[Your task]:
Write out every line of the material as it stands, apart from the pictures.

Data entries:
_ _ _ _ _

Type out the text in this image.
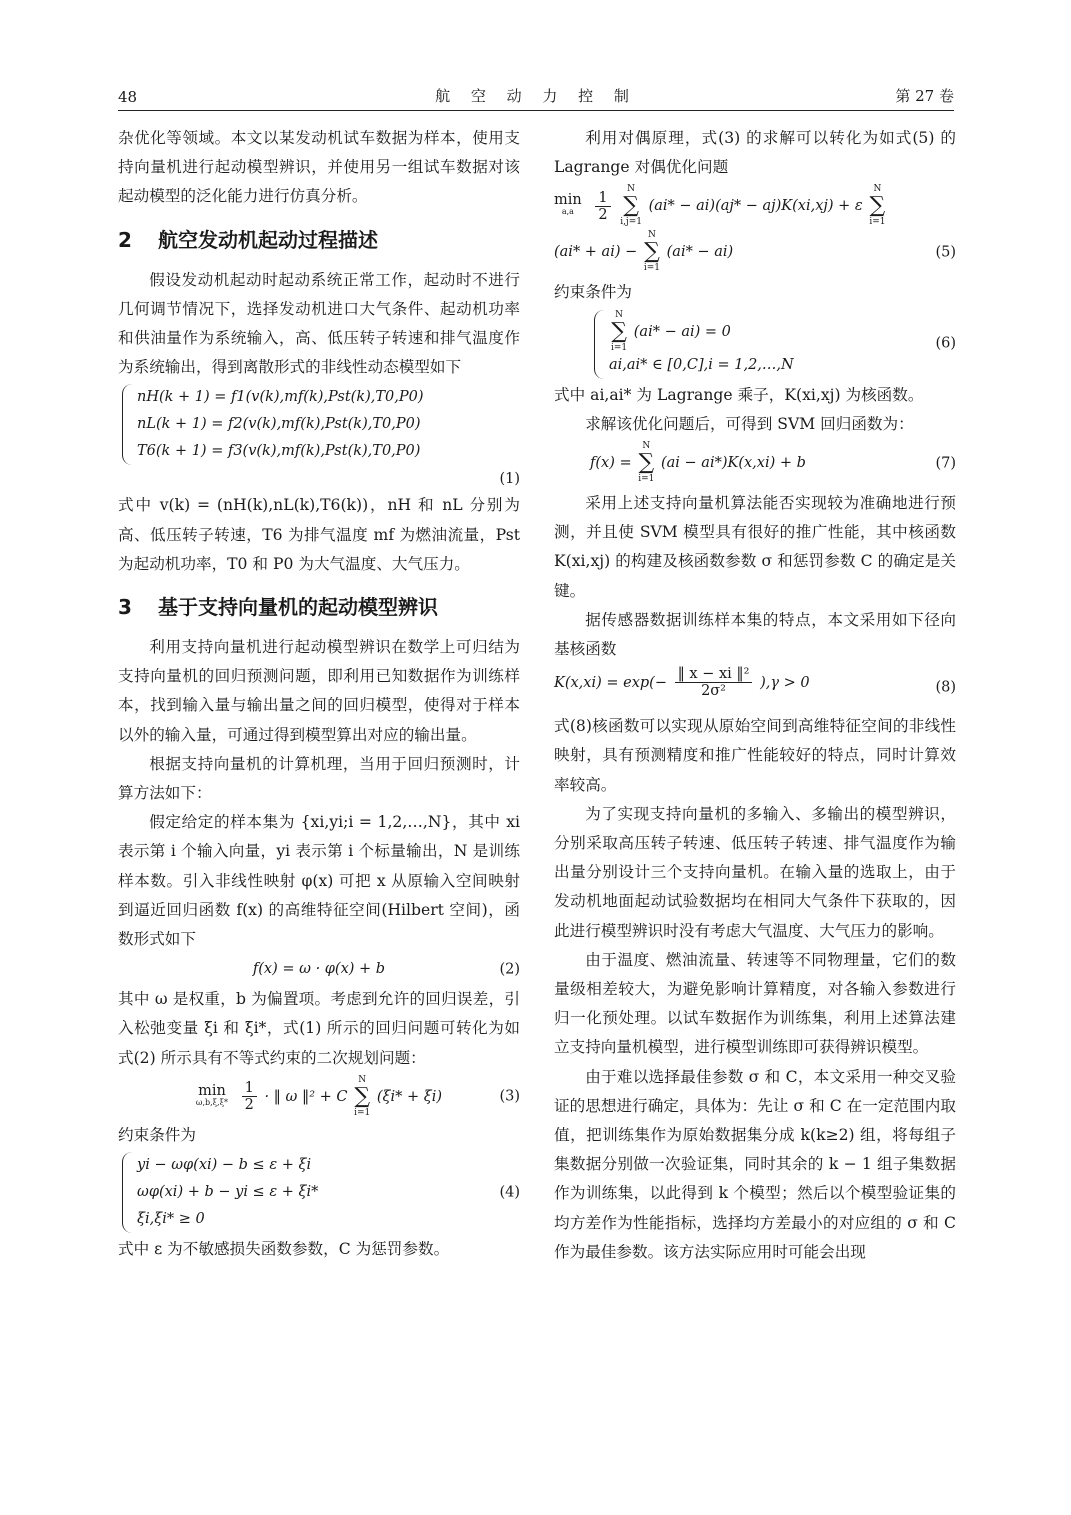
48	航 空 动 力 控 制	第 27 卷

杂优化等领域。本文以某发动机试车数据为样本，使用支持向量机进行起动模型辨识，并使用另一组试车数据对该起动模型的泛化能力进行仿真分析。

2 航空发动机起动过程描述

假设发动机起动时起动系统正常工作，起动时不进行几何调节情况下，选择发动机进口大气条件、起动机功率和供油量作为系统输入，高、低压转子转速和排气温度作为系统输出，得到离散形式的非线性动态模型如下

nH(k + 1) = f1(v(k),mf(k),Pst(k),T0,P0)
nL(k + 1) = f2(v(k),mf(k),Pst(k),T0,P0)
T6(k + 1) = f3(v(k),mf(k),Pst(k),T0,P0)
(1)

式中 v(k) = (nH(k),nL(k),T6(k))，nH 和 nL 分别为高、低压转子转速，T6 为排气温度 mf 为燃油流量，Pst 为起动机功率，T0 和 P0 为大气温度、大气压力。

3 基于支持向量机的起动模型辨识

利用支持向量机进行起动模型辨识在数学上可归结为支持向量机的回归预测问题，即利用已知数据作为训练样本，找到输入量与输出量之间的回归模型，使得对于样本以外的输入量，可通过得到模型算出对应的输出量。

根据支持向量机的计算机理，当用于回归预测时，计算方法如下：

假定给定的样本集为 {xi,yi;i = 1,2,…,N}，其中 xi 表示第 i 个输入向量，yi 表示第 i 个标量输出，N 是训练样本数。引入非线性映射 φ(x) 可把 x 从原输入空间映射到逼近回归函数 f(x) 的高维特征空间(Hilbert 空间)，函数形式如下

f(x) = ω · φ(x) + b	(2)

其中 ω 是权重，b 为偏置项。考虑到允许的回归误差，引入松弛变量 ξi 和 ξi*，式(1) 所示的回归问题可转化为如式(2) 所示具有不等式约束的二次规划问题：

min
ω,b,ξ,ξ*
$\frac{1}{2}$ · ‖ ω ‖² + C
N
∑
i=1
(ξi* + ξi)	(3)

约束条件为

yi − ωφ(xi) − b ≤ ε + ξi
ωφ(xi) + b − yi ≤ ε + ξi*
ξi,ξi* ≥ 0
(4)

式中 ε 为不敏感损失函数参数，C 为惩罚参数。

利用对偶原理，式(3) 的求解可以转化为如式(5) 的 Lagrange 对偶优化问题

min
a,a
	$\frac{1}{2}$

N
∑
i,j=1
(ai* − ai)(aj* − aj)K(xi,xj) + ε
N
∑
i=1
(ai* + ai) −
N
∑
i=1
(ai* − ai)	(5)

约束条件为

N
∑
i=1
(ai* − ai) = 0
ai,ai* ∈ [0,C],i = 1,2,…,N
(6)

式中 ai,ai* 为 Lagrange 乘子，K(xi,xj) 为核函数。

求解该优化问题后，可得到 SVM 回归函数为：

f(x) =
N
∑
i=1
(ai − ai*)K(x,xi) + b	(7)

采用上述支持向量机算法能否实现较为准确地进行预测，并且使 SVM 模型具有很好的推广性能，其中核函数 K(xi,xj) 的构建及核函数参数 σ 和惩罚参数 C 的确定是关键。

据传感器数据训练样本集的特点，本文采用如下径向基核函数

$K(x,xi) = \exp(- \frac{\text{‖ x − xi ‖²}}{\text{2σ²}} ),\gamma > 0$	(8)

式(8)核函数可以实现从原始空间到高维特征空间的非线性映射，具有预测精度和推广性能较好的特点，同时计算效率较高。

为了实现支持向量机的多输入、多输出的模型辨识，分别采取高压转子转速、低压转子转速、排气温度作为输出量分别设计三个支持向量机。在输入量的选取上，由于发动机地面起动试验数据均在相同大气条件下获取的，因此进行模型辨识时没有考虑大气温度、大气压力的影响。

由于温度、燃油流量、转速等不同物理量，它们的数量级相差较大，为避免影响计算精度，对各输入参数进行归一化预处理。以试车数据作为训练集，利用上述算法建立支持向量机模型，进行模型训练即可获得辨识模型。

由于难以选择最佳参数 σ 和 C，本文采用一种交叉验证的思想进行确定，具体为：先让 σ 和 C 在一定范围内取值，把训练集作为原始数据集分成 k(k≥2) 组，将每组子集数据分别做一次验证集，同时其余的 k − 1 组子集数据作为训练集，以此得到 k 个模型；然后以个模型验证集的均方差作为性能指标，选择均方差最小的对应组的 σ 和 C 作为最佳参数。该方法实际应用时可能会出现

_ _ _ _ _

[Reply]:
Type out the text in this image.
48	航 空 动 力 控 制	第 27 卷

杂优化等领域。本文以某发动机试车数据为样本，使用支持向量机进行起动模型辨识，并使用另一组试车数据对该起动模型的泛化能力进行仿真分析。

2 航空发动机起动过程描述

假设发动机起动时起动系统正常工作，起动时不进行几何调节情况下，选择发动机进口大气条件、起动机功率和供油量作为系统输入，高、低压转子转速和排气温度作为系统输出，得到离散形式的非线性动态模型如下

nH(k + 1) = f1(v(k),mf(k),Pst(k),T0,P0)
nL(k + 1) = f2(v(k),mf(k),Pst(k),T0,P0)
T6(k + 1) = f3(v(k),mf(k),Pst(k),T0,P0)
(1)

式中 v(k) = (nH(k),nL(k),T6(k))，nH 和 nL 分别为高、低压转子转速，T6 为排气温度 mf 为燃油流量，Pst 为起动机功率，T0 和 P0 为大气温度、大气压力。

3 基于支持向量机的起动模型辨识

利用支持向量机进行起动模型辨识在数学上可归结为支持向量机的回归预测问题，即利用已知数据作为训练样本，找到输入量与输出量之间的回归模型，使得对于样本以外的输入量，可通过得到模型算出对应的输出量。

根据支持向量机的计算机理，当用于回归预测时，计算方法如下：

假定给定的样本集为 {xi,yi;i = 1,2,…,N}，其中 xi 表示第 i 个输入向量，yi 表示第 i 个标量输出，N 是训练样本数。引入非线性映射 φ(x) 可把 x 从原输入空间映射到逼近回归函数 f(x) 的高维特征空间(Hilbert 空间)，函数形式如下

f(x) = ω · φ(x) + b	(2)

其中 ω 是权重，b 为偏置项。考虑到允许的回归误差，引入松弛变量 ξi 和 ξi*，式(1) 所示的回归问题可转化为如式(2) 所示具有不等式约束的二次规划问题：

min
ω,b,ξ,ξ*
$\frac{1}{2}$ · ‖ ω ‖² + C
N
∑
i=1
(ξi* + ξi)	(3)

约束条件为

yi − ωφ(xi) − b ≤ ε + ξi
ωφ(xi) + b − yi ≤ ε + ξi*
ξi,ξi* ≥ 0
(4)

式中 ε 为不敏感损失函数参数，C 为惩罚参数。

利用对偶原理，式(3) 的求解可以转化为如式(5) 的 Lagrange 对偶优化问题

min
a,a
	$\frac{1}{2}$

N
∑
i,j=1
(ai* − ai)(aj* − aj)K(xi,xj) + ε
N
∑
i=1
(ai* + ai) −
N
∑
i=1
(ai* − ai)	(5)

约束条件为

N
∑
i=1
(ai* − ai) = 0
ai,ai* ∈ [0,C],i = 1,2,…,N
(6)

式中 ai,ai* 为 Lagrange 乘子，K(xi,xj) 为核函数。

求解该优化问题后，可得到 SVM 回归函数为：

f(x) =
N
∑
i=1
(ai − ai*)K(x,xi) + b	(7)

采用上述支持向量机算法能否实现较为准确地进行预测，并且使 SVM 模型具有很好的推广性能，其中核函数 K(xi,xj) 的构建及核函数参数 σ 和惩罚参数 C 的确定是关键。

据传感器数据训练样本集的特点，本文采用如下径向基核函数

$K(x,xi) = \exp(- \frac{\text{‖ x − xi ‖²}}{\text{2σ²}} ),\gamma > 0$	(8)

式(8)核函数可以实现从原始空间到高维特征空间的非线性映射，具有预测精度和推广性能较好的特点，同时计算效率较高。

为了实现支持向量机的多输入、多输出的模型辨识，分别采取高压转子转速、低压转子转速、排气温度作为输出量分别设计三个支持向量机。在输入量的选取上，由于发动机地面起动试验数据均在相同大气条件下获取的，因此进行模型辨识时没有考虑大气温度、大气压力的影响。

由于温度、燃油流量、转速等不同物理量，它们的数量级相差较大，为避免影响计算精度，对各输入参数进行归一化预处理。以试车数据作为训练集，利用上述算法建立支持向量机模型，进行模型训练即可获得辨识模型。

由于难以选择最佳参数 σ 和 C，本文采用一种交叉验证的思想进行确定，具体为：先让 σ 和 C 在一定范围内取值，把训练集作为原始数据集分成 k(k≥2) 组，将每组子集数据分别做一次验证集，同时其余的 k − 1 组子集数据作为训练集，以此得到 k 个模型；然后以个模型验证集的均方差作为性能指标，选择均方差最小的对应组的 σ 和 C 作为最佳参数。该方法实际应用时可能会出现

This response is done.